> _TASK BRIEF_
Collect each line holding the string "more".

> _RECORD LIST_
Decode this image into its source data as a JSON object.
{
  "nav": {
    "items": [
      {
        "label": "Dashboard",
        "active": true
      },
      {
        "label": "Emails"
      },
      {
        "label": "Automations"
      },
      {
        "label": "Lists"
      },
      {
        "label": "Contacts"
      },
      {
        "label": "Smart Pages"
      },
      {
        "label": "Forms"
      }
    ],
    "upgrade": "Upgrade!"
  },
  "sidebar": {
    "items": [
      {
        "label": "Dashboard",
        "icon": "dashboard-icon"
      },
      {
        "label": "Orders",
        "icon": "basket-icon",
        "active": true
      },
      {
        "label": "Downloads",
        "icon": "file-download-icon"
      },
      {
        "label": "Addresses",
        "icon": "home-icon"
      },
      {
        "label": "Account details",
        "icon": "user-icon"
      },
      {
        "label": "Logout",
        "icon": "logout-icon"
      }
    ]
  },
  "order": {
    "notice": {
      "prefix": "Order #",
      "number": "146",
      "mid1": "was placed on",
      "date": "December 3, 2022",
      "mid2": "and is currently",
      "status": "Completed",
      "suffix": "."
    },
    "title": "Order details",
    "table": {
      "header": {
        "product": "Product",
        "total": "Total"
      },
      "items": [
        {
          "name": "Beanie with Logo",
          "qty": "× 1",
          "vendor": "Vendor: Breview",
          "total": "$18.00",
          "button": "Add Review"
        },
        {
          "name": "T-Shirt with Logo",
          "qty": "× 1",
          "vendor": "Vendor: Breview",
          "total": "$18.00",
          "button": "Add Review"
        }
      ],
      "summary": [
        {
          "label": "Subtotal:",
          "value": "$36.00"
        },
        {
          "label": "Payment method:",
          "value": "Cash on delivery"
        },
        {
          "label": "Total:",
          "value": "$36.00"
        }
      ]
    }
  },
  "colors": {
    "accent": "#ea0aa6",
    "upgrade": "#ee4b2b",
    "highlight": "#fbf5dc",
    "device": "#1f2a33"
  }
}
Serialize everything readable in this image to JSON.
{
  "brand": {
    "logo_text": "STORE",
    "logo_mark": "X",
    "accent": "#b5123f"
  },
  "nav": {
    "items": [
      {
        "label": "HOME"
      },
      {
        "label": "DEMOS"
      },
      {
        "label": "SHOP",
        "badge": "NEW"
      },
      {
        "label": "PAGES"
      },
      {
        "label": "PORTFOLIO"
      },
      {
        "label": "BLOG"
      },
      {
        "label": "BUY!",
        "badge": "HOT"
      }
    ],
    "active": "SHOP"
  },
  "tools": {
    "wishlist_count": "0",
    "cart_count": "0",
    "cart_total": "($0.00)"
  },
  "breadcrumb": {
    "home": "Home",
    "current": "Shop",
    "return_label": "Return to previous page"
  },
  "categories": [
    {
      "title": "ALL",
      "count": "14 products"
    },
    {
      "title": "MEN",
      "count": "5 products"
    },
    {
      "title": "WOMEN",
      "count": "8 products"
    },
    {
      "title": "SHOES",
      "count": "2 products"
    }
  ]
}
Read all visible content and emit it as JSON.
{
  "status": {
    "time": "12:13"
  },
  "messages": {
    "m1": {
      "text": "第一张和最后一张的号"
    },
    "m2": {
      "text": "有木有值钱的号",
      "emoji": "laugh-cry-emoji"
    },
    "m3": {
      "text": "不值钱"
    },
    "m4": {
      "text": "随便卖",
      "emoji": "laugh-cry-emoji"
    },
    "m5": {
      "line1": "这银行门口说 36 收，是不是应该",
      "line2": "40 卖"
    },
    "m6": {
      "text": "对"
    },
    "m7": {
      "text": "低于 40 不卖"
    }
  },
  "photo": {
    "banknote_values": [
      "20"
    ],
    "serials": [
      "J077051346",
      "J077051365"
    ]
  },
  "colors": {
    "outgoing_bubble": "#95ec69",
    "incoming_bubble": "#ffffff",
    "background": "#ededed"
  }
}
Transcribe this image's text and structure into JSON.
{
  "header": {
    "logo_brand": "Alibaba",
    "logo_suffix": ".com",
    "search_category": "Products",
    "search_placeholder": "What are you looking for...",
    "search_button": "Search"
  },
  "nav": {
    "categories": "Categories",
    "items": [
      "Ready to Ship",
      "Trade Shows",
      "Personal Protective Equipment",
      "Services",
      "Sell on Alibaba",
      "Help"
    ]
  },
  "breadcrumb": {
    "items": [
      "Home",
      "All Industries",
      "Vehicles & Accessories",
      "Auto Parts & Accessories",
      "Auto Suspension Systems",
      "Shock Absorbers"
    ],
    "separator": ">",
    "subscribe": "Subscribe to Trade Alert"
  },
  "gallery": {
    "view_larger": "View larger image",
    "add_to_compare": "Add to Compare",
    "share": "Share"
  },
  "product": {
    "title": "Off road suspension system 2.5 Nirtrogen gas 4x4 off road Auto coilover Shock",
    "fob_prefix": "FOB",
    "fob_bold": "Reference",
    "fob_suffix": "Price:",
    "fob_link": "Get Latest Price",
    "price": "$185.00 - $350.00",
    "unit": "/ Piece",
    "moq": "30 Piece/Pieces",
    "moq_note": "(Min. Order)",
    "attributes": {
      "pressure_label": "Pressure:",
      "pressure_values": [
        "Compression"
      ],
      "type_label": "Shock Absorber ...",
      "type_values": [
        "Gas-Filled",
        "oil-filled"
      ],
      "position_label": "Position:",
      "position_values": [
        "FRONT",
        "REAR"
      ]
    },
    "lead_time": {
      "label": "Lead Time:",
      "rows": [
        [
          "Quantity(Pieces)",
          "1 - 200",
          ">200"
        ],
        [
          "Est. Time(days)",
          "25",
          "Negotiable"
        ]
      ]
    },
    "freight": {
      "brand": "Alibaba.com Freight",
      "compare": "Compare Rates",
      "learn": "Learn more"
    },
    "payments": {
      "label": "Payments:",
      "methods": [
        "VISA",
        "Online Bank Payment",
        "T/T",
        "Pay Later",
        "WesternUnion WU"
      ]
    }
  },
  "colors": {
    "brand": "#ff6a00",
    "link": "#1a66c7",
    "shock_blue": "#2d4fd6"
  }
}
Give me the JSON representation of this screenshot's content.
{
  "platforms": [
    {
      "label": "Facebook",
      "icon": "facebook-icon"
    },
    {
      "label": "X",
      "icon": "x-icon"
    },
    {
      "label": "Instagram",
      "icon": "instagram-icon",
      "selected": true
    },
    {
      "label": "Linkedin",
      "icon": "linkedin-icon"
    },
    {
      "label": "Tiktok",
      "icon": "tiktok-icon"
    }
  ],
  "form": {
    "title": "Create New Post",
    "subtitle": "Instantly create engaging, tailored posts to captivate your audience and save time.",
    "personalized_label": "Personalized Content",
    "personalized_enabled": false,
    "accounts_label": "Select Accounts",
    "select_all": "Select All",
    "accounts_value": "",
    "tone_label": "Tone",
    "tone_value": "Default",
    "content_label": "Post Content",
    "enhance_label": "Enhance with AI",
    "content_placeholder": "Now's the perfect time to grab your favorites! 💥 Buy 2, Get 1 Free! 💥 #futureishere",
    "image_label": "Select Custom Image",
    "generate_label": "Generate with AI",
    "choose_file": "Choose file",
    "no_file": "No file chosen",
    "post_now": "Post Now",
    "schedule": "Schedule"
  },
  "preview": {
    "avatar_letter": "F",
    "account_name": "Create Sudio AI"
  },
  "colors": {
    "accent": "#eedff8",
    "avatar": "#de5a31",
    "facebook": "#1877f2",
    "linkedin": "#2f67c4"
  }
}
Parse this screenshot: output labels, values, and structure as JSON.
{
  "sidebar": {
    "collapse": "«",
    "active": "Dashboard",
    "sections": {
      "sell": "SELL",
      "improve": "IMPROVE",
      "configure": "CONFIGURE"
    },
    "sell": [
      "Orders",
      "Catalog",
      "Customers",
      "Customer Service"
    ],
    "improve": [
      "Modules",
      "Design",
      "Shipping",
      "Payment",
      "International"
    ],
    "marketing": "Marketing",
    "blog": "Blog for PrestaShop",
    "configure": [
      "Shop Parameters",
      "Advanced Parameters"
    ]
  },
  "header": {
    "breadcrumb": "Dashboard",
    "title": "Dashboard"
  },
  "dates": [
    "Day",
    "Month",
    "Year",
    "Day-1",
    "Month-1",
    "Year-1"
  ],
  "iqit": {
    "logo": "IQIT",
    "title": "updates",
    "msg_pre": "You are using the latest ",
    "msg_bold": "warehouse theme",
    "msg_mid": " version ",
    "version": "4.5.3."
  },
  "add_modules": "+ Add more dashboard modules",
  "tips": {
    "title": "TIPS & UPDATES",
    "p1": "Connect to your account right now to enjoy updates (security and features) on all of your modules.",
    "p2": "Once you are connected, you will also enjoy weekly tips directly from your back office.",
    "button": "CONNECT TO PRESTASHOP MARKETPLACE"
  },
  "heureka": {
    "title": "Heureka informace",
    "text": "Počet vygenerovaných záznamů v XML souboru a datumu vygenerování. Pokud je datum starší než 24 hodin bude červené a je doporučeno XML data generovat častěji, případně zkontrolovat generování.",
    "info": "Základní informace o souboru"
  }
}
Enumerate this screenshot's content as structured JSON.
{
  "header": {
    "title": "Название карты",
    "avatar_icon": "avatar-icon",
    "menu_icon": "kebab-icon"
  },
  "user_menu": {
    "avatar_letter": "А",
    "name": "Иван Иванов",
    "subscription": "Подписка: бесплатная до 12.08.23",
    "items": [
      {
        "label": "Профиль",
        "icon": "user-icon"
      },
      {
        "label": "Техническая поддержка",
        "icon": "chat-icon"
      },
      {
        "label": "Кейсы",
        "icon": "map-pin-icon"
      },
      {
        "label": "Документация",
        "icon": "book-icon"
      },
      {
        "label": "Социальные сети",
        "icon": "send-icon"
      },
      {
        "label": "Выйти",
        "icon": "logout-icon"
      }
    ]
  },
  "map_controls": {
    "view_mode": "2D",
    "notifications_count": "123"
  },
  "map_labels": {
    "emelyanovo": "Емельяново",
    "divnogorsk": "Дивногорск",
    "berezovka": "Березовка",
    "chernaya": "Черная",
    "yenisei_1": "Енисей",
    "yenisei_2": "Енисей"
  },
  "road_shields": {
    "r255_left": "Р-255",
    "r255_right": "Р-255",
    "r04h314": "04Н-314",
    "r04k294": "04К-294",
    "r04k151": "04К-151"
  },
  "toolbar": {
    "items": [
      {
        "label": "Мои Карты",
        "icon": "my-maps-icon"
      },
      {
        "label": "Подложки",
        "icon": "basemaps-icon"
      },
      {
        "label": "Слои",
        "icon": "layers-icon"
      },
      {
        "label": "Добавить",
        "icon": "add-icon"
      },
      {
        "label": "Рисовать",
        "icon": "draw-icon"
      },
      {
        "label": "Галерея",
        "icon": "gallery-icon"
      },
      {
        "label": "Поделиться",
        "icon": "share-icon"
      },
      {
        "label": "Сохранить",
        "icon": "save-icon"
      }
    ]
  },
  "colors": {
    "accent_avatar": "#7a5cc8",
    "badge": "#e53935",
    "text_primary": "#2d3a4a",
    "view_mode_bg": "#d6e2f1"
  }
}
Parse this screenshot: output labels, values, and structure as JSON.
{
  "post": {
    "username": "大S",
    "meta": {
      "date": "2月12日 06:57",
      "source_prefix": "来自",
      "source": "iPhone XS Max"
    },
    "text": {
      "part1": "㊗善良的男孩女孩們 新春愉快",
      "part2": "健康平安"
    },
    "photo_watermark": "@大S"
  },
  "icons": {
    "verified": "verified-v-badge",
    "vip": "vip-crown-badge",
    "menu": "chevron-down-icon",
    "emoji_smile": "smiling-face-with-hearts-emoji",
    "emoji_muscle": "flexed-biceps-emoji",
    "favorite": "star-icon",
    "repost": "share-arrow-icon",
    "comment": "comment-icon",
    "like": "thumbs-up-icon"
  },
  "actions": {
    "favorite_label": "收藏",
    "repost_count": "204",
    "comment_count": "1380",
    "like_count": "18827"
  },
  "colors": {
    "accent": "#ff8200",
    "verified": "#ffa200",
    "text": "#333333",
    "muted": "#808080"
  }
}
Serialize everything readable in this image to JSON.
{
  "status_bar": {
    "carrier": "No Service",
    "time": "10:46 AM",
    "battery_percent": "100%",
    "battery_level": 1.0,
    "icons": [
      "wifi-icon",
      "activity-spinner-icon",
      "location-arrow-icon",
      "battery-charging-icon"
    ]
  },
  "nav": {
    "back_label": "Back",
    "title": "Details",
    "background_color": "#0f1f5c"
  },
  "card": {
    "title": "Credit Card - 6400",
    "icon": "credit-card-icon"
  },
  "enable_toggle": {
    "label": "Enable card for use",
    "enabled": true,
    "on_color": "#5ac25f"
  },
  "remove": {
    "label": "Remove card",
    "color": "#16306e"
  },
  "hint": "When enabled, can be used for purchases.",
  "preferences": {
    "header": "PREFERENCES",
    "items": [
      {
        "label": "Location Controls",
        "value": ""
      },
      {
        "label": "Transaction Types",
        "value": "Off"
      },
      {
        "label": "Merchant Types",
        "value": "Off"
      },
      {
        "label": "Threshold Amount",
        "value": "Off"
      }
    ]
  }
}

> _ANSWER TO THIS TASK_
      "learn": "Learn more"
  "add_modules": "+ Add more dashboard modules",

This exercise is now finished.